Material to process:
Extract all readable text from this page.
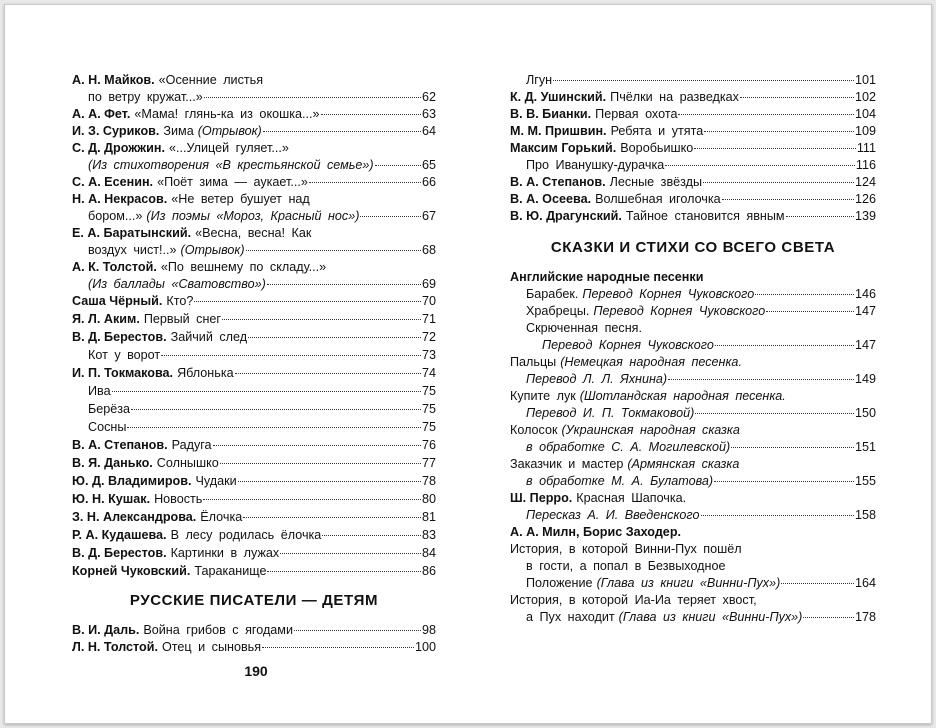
А. Н. Майков. «Осенние листья
по ветру кружат...»	62
А. А. Фет. «Мама! глянь-ка из окошка...»	63
И. З. Суриков. Зима (Отрывок)	64
С. Д. Дрожжин. «...Улицей гуляет...»
(Из стихотворения «В крестьянской семье»)	65
С. А. Есенин. «Поёт зима — аукает...»	66
Н. А. Некрасов. «Не ветер бушует над
бором...» (Из поэмы «Мороз, Красный нос»)	67
Е. А. Баратынский. «Весна, весна! Как
воздух чист!..» (Отрывок)	68
А. К. Толстой. «По вешнему по складу...»
(Из баллады «Сватовство»)	69
Саша Чёрный. Кто?	70
Я. Л. Аким. Первый снег	71
В. Д. Берестов. Зайчий след	72
Кот у ворот	73
И. П. Токмакова. Яблонька	74
Ива	75
Берёза	75
Сосны	75
В. А. Степанов. Радуга	76
В. Я. Данько. Солнышко	77
Ю. Д. Владимиров. Чудаки	78
Ю. Н. Кушак. Новость	80
З. Н. Александрова. Ёлочка	81
Р. А. Кудашева. В лесу родилась ёлочка	83
В. Д. Берестов. Картинки в лужах	84
Корней Чуковский. Тараканище	86
РУССКИЕ ПИСАТЕЛИ — ДЕТЯМ
В. И. Даль. Война грибов с ягодами	98
Л. Н. Толстой. Отец и сыновья	100
Лгун	101
К. Д. Ушинский. Пчёлки на разведках	102
В. В. Бианки. Первая охота	104
М. М. Пришвин. Ребята и утята	109
Максим Горький. Воробьишко	111
Про Иванушку-дурачка	116
В. А. Степанов. Лесные звёзды	124
В. А. Осеева. Волшебная иголочка	126
В. Ю. Драгунский. Тайное становится явным	139
СКАЗКИ И СТИХИ СО ВСЕГО СВЕТА
Английские народные песенки
Барабек. Перевод Корнея Чуковского	146
Храбрецы. Перевод Корнея Чуковского	147
Скрюченная песня.
Перевод Корнея Чуковского	147
Пальцы (Немецкая народная песенка.
Перевод Л. Л. Яхнина)	149
Купите лук (Шотландская народная песенка.
Перевод И. П. Токмаковой)	150
Колосок (Украинская народная сказка
в обработке С. А. Могилевской)	151
Заказчик и мастер (Армянская сказка
в обработке М. А. Булатова)	155
Ш. Перро. Красная Шапочка.
Пересказ А. И. Введенского	158
А. А. Милн, Борис Заходер.
История, в которой Винни-Пух пошёл
в гости, а попал в Безвыходное
Положение (Глава из книги «Винни-Пух»)	164
История, в которой Иа-Иа теряет хвост,
а Пух находит (Глава из книги «Винни-Пух»)	178
190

Exercise goal: Drop the pictures and reproduce the rest of the entries above exactly.

The reply:
Extract all readable text from this page.
А. Н. Майков. «Осенние листья
по ветру кружат...»	62
А. А. Фет. «Мама! глянь-ка из окошка...»	63
И. З. Суриков. Зима (Отрывок)	64
С. Д. Дрожжин. «...Улицей гуляет...»
(Из стихотворения «В крестьянской семье»)	65
С. А. Есенин. «Поёт зима — аукает...»	66
Н. А. Некрасов. «Не ветер бушует над
бором...» (Из поэмы «Мороз, Красный нос»)	67
Е. А. Баратынский. «Весна, весна! Как
воздух чист!..» (Отрывок)	68
А. К. Толстой. «По вешнему по складу...»
(Из баллады «Сватовство»)	69
Саша Чёрный. Кто?	70
Я. Л. Аким. Первый снег	71
В. Д. Берестов. Зайчий след	72
Кот у ворот	73
И. П. Токмакова. Яблонька	74
Ива	75
Берёза	75
Сосны	75
В. А. Степанов. Радуга	76
В. Я. Данько. Солнышко	77
Ю. Д. Владимиров. Чудаки	78
Ю. Н. Кушак. Новость	80
З. Н. Александрова. Ёлочка	81
Р. А. Кудашева. В лесу родилась ёлочка	83
В. Д. Берестов. Картинки в лужах	84
Корней Чуковский. Тараканище	86
РУССКИЕ ПИСАТЕЛИ — ДЕТЯМ
В. И. Даль. Война грибов с ягодами	98
Л. Н. Толстой. Отец и сыновья	100
Лгун	101
К. Д. Ушинский. Пчёлки на разведках	102
В. В. Бианки. Первая охота	104
М. М. Пришвин. Ребята и утята	109
Максим Горький. Воробьишко	111
Про Иванушку-дурачка	116
В. А. Степанов. Лесные звёзды	124
В. А. Осеева. Волшебная иголочка	126
В. Ю. Драгунский. Тайное становится явным	139
СКАЗКИ И СТИХИ СО ВСЕГО СВЕТА
Английские народные песенки
Барабек. Перевод Корнея Чуковского	146
Храбрецы. Перевод Корнея Чуковского	147
Скрюченная песня.
Перевод Корнея Чуковского	147
Пальцы (Немецкая народная песенка.
Перевод Л. Л. Яхнина)	149
Купите лук (Шотландская народная песенка.
Перевод И. П. Токмаковой)	150
Колосок (Украинская народная сказка
в обработке С. А. Могилевской)	151
Заказчик и мастер (Армянская сказка
в обработке М. А. Булатова)	155
Ш. Перро. Красная Шапочка.
Пересказ А. И. Введенского	158
А. А. Милн, Борис Заходер.
История, в которой Винни-Пух пошёл
в гости, а попал в Безвыходное
Положение (Глава из книги «Винни-Пух»)	164
История, в которой Иа-Иа теряет хвост,
а Пух находит (Глава из книги «Винни-Пух»)	178
190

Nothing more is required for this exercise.